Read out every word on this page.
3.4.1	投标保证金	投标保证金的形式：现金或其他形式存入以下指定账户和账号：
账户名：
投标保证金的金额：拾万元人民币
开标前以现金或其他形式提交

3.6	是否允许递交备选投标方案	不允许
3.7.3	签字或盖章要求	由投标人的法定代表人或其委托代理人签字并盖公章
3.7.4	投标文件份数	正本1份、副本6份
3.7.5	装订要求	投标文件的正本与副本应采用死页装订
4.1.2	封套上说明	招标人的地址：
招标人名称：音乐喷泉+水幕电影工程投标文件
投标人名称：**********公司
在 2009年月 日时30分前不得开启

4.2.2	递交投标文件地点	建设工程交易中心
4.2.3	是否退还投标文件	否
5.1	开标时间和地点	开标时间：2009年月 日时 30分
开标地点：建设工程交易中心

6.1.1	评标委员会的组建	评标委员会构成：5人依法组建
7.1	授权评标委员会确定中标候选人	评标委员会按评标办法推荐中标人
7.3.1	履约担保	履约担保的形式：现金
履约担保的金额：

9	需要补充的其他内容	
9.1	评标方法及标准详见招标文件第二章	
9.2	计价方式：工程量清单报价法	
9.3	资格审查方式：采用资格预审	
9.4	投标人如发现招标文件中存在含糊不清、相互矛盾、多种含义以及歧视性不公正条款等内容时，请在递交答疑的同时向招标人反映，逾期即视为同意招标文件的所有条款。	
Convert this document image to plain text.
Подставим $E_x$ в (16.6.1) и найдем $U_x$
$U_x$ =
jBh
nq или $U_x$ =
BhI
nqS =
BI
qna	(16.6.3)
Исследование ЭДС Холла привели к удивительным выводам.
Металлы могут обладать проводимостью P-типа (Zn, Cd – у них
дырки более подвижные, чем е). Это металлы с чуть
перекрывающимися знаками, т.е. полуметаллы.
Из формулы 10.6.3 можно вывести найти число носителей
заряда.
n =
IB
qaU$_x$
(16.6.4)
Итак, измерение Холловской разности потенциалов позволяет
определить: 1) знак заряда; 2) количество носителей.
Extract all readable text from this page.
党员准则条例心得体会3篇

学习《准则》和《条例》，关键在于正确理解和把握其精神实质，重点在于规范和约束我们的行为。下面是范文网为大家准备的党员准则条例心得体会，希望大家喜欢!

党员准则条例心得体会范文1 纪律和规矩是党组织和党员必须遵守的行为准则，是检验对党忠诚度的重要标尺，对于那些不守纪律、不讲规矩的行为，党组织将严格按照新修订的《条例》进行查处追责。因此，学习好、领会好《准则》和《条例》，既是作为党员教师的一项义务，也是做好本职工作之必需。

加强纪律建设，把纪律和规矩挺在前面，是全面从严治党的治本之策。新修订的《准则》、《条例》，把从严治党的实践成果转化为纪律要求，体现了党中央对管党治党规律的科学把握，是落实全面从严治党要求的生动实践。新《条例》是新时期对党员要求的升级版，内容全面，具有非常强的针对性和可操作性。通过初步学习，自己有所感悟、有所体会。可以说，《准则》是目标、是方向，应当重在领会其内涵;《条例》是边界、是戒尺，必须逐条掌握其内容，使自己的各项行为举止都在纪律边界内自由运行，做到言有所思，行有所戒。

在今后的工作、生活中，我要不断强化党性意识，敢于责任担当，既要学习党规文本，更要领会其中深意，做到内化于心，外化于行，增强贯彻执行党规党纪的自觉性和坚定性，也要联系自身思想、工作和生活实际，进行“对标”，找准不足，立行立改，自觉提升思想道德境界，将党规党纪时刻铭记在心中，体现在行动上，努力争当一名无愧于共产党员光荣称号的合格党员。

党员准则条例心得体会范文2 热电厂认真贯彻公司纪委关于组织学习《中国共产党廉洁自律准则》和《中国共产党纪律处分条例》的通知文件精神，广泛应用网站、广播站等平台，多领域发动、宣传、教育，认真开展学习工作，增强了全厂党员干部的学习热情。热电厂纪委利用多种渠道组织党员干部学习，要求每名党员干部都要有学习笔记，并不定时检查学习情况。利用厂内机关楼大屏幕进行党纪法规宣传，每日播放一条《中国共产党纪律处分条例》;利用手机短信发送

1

***

= Required task =
Please set down each line of the records exactly as given.

= Output of the task =
Read out every word on this page.
3.4.1	投标保证金	投标保证金的形式：现金或其他形式存入以下指定账户和账号：
账户名：
投标保证金的金额：拾万元人民币
开标前以现金或其他形式提交

3.6	是否允许递交备选投标方案	不允许
3.7.3	签字或盖章要求	由投标人的法定代表人或其委托代理人签字并盖公章
3.7.4	投标文件份数	正本1份、副本6份
3.7.5	装订要求	投标文件的正本与副本应采用死页装订
4.1.2	封套上说明	招标人的地址：
招标人名称：音乐喷泉+水幕电影工程投标文件
投标人名称：**********公司
在 2009年月 日时30分前不得开启

4.2.2	递交投标文件地点	建设工程交易中心
4.2.3	是否退还投标文件	否
5.1	开标时间和地点	开标时间：2009年月 日时 30分
开标地点：建设工程交易中心

6.1.1	评标委员会的组建	评标委员会构成：5人依法组建
7.1	授权评标委员会确定中标候选人	评标委员会按评标办法推荐中标人
7.3.1	履约担保	履约担保的形式：现金
履约担保的金额：

9	需要补充的其他内容	
9.1	评标方法及标准详见招标文件第二章	
9.2	计价方式：工程量清单报价法	
9.3	资格审查方式：采用资格预审	
9.4	投标人如发现招标文件中存在含糊不清、相互矛盾、多种含义以及歧视性不公正条款等内容时，请在递交答疑的同时向招标人反映，逾期即视为同意招标文件的所有条款。	
Convert this document image to plain text.
Подставим $E_x$ в (16.6.1) и найдем $U_x$
$U_x$ =
jBh
nq или $U_x$ =
BhI
nqS =
BI
qna	(16.6.3)
Исследование ЭДС Холла привели к удивительным выводам.
Металлы могут обладать проводимостью P-типа (Zn, Cd – у них
дырки более подвижные, чем е). Это металлы с чуть
перекрывающимися знаками, т.е. полуметаллы.
Из формулы 10.6.3 можно вывести найти число носителей
заряда.
n =
IB
qaU$_x$
(16.6.4)
Итак, измерение Холловской разности потенциалов позволяет
определить: 1) знак заряда; 2) количество носителей.
Extract all readable text from this page.
党员准则条例心得体会3篇

学习《准则》和《条例》，关键在于正确理解和把握其精神实质，重点在于规范和约束我们的行为。下面是范文网为大家准备的党员准则条例心得体会，希望大家喜欢!

党员准则条例心得体会范文1 纪律和规矩是党组织和党员必须遵守的行为准则，是检验对党忠诚度的重要标尺，对于那些不守纪律、不讲规矩的行为，党组织将严格按照新修订的《条例》进行查处追责。因此，学习好、领会好《准则》和《条例》，既是作为党员教师的一项义务，也是做好本职工作之必需。

加强纪律建设，把纪律和规矩挺在前面，是全面从严治党的治本之策。新修订的《准则》、《条例》，把从严治党的实践成果转化为纪律要求，体现了党中央对管党治党规律的科学把握，是落实全面从严治党要求的生动实践。新《条例》是新时期对党员要求的升级版，内容全面，具有非常强的针对性和可操作性。通过初步学习，自己有所感悟、有所体会。可以说，《准则》是目标、是方向，应当重在领会其内涵;《条例》是边界、是戒尺，必须逐条掌握其内容，使自己的各项行为举止都在纪律边界内自由运行，做到言有所思，行有所戒。

在今后的工作、生活中，我要不断强化党性意识，敢于责任担当，既要学习党规文本，更要领会其中深意，做到内化于心，外化于行，增强贯彻执行党规党纪的自觉性和坚定性，也要联系自身思想、工作和生活实际，进行“对标”，找准不足，立行立改，自觉提升思想道德境界，将党规党纪时刻铭记在心中，体现在行动上，努力争当一名无愧于共产党员光荣称号的合格党员。

党员准则条例心得体会范文2 热电厂认真贯彻公司纪委关于组织学习《中国共产党廉洁自律准则》和《中国共产党纪律处分条例》的通知文件精神，广泛应用网站、广播站等平台，多领域发动、宣传、教育，认真开展学习工作，增强了全厂党员干部的学习热情。热电厂纪委利用多种渠道组织党员干部学习，要求每名党员干部都要有学习笔记，并不定时检查学习情况。利用厂内机关楼大屏幕进行党纪法规宣传，每日播放一条《中国共产党纪律处分条例》;利用手机短信发送

1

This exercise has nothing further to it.